===== Input =====

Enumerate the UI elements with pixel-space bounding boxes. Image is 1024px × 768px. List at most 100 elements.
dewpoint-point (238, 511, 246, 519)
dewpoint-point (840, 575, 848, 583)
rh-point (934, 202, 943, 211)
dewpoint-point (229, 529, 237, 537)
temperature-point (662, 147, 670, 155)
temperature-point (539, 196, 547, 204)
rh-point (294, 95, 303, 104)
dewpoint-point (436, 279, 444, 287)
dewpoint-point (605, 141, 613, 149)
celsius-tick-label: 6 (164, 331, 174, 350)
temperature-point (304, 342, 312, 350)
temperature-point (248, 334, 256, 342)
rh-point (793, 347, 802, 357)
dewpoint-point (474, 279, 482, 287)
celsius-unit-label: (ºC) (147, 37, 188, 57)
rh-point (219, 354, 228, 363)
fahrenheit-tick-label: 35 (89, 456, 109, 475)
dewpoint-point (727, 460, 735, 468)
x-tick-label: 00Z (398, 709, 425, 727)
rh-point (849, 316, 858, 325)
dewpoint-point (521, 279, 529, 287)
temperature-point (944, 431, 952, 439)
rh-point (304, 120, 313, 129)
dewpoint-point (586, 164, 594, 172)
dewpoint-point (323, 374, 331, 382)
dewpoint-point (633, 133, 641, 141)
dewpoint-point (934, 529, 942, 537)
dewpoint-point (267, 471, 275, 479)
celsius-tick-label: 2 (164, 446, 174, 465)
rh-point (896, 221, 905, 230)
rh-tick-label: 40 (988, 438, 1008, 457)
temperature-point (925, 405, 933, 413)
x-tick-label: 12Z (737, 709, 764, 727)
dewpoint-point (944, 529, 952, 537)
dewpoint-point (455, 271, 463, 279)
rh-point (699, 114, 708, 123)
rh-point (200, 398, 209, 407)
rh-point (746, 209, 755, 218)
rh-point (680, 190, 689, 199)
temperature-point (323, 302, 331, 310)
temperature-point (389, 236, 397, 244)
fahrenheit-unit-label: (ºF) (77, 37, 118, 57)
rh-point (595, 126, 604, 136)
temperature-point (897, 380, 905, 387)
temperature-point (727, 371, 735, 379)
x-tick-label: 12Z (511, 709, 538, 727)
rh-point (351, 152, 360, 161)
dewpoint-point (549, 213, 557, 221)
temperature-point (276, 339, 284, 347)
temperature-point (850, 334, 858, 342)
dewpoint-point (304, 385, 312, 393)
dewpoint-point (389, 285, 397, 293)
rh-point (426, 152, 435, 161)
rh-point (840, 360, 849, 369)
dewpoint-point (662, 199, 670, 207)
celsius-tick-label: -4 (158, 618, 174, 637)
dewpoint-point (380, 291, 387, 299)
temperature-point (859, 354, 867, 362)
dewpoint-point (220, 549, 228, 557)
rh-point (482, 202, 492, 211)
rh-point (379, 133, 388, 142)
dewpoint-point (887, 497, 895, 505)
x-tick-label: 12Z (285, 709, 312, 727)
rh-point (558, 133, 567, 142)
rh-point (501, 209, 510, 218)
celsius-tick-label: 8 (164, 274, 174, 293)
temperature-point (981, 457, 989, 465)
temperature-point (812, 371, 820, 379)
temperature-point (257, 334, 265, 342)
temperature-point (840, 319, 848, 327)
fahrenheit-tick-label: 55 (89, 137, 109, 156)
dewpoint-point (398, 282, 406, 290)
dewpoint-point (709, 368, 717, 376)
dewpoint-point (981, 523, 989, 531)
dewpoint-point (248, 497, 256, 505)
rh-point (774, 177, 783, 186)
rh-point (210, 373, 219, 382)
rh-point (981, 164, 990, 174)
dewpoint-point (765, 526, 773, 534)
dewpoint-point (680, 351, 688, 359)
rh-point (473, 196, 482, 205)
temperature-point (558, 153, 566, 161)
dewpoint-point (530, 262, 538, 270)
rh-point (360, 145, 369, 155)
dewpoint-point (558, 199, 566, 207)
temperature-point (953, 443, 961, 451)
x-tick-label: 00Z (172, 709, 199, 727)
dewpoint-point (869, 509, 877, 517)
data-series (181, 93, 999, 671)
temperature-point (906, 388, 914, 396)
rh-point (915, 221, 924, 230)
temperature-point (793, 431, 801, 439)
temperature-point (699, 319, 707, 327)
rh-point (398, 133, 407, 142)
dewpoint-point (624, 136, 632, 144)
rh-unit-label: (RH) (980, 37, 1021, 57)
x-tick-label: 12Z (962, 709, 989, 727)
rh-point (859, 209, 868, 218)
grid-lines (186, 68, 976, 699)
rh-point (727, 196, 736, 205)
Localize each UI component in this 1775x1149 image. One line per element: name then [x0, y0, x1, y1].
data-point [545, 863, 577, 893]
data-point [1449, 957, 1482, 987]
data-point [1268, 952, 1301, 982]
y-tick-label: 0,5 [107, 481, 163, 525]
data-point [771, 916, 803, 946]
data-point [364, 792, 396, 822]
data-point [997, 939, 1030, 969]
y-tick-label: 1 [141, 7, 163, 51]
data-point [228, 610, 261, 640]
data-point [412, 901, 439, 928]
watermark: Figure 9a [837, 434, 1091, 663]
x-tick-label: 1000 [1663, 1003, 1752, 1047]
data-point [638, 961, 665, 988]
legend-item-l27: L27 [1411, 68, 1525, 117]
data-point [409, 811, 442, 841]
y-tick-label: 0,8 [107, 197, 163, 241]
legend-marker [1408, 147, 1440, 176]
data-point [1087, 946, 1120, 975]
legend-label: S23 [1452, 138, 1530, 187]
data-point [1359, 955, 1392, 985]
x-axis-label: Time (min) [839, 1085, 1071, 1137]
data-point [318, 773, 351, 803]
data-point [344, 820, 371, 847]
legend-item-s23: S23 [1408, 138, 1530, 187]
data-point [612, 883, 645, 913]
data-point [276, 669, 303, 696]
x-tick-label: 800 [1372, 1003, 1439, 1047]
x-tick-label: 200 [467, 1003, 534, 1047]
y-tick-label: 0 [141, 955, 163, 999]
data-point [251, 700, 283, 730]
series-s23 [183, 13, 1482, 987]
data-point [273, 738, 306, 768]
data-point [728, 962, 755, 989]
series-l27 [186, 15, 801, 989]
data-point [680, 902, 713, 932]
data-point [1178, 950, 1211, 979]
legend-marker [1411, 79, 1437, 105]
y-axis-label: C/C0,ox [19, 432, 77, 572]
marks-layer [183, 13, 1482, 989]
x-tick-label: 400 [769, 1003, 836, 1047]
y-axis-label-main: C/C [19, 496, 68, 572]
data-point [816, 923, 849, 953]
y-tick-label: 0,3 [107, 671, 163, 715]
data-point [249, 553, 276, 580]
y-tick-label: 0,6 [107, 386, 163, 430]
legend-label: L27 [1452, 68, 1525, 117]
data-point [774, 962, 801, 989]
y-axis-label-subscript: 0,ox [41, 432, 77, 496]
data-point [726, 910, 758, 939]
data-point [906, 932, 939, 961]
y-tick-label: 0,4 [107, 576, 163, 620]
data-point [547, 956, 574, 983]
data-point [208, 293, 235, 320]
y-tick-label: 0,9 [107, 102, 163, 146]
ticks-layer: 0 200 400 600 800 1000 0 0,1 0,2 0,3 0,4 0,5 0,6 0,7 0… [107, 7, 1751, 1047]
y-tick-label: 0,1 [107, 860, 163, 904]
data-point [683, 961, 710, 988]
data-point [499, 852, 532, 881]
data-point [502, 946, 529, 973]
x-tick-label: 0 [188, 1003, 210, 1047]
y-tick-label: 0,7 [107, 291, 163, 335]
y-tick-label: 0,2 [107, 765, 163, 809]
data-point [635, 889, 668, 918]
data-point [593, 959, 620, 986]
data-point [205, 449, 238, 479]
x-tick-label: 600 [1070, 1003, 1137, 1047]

=====

» **What the task requires**
Copy out, without changes, the listing from its first line through the line holding "rh-point (746, 209, 755, 218)", including that line.

» **Correct result**
Enumerate the UI elements with pixel-space bounding boxes. Image is 1024px × 768px. List at most 100 elements.
dewpoint-point (238, 511, 246, 519)
dewpoint-point (840, 575, 848, 583)
rh-point (934, 202, 943, 211)
dewpoint-point (229, 529, 237, 537)
temperature-point (662, 147, 670, 155)
temperature-point (539, 196, 547, 204)
rh-point (294, 95, 303, 104)
dewpoint-point (436, 279, 444, 287)
dewpoint-point (605, 141, 613, 149)
celsius-tick-label: 6 (164, 331, 174, 350)
temperature-point (304, 342, 312, 350)
temperature-point (248, 334, 256, 342)
rh-point (793, 347, 802, 357)
dewpoint-point (474, 279, 482, 287)
celsius-unit-label: (ºC) (147, 37, 188, 57)
rh-point (219, 354, 228, 363)
fahrenheit-tick-label: 35 (89, 456, 109, 475)
dewpoint-point (727, 460, 735, 468)
x-tick-label: 00Z (398, 709, 425, 727)
rh-point (849, 316, 858, 325)
dewpoint-point (521, 279, 529, 287)
temperature-point (944, 431, 952, 439)
rh-point (304, 120, 313, 129)
dewpoint-point (586, 164, 594, 172)
dewpoint-point (323, 374, 331, 382)
dewpoint-point (633, 133, 641, 141)
dewpoint-point (934, 529, 942, 537)
dewpoint-point (267, 471, 275, 479)
celsius-tick-label: 2 (164, 446, 174, 465)
rh-point (896, 221, 905, 230)
rh-tick-label: 40 (988, 438, 1008, 457)
temperature-point (925, 405, 933, 413)
x-tick-label: 12Z (737, 709, 764, 727)
dewpoint-point (944, 529, 952, 537)
dewpoint-point (455, 271, 463, 279)
rh-point (699, 114, 708, 123)
rh-point (200, 398, 209, 407)
rh-point (746, 209, 755, 218)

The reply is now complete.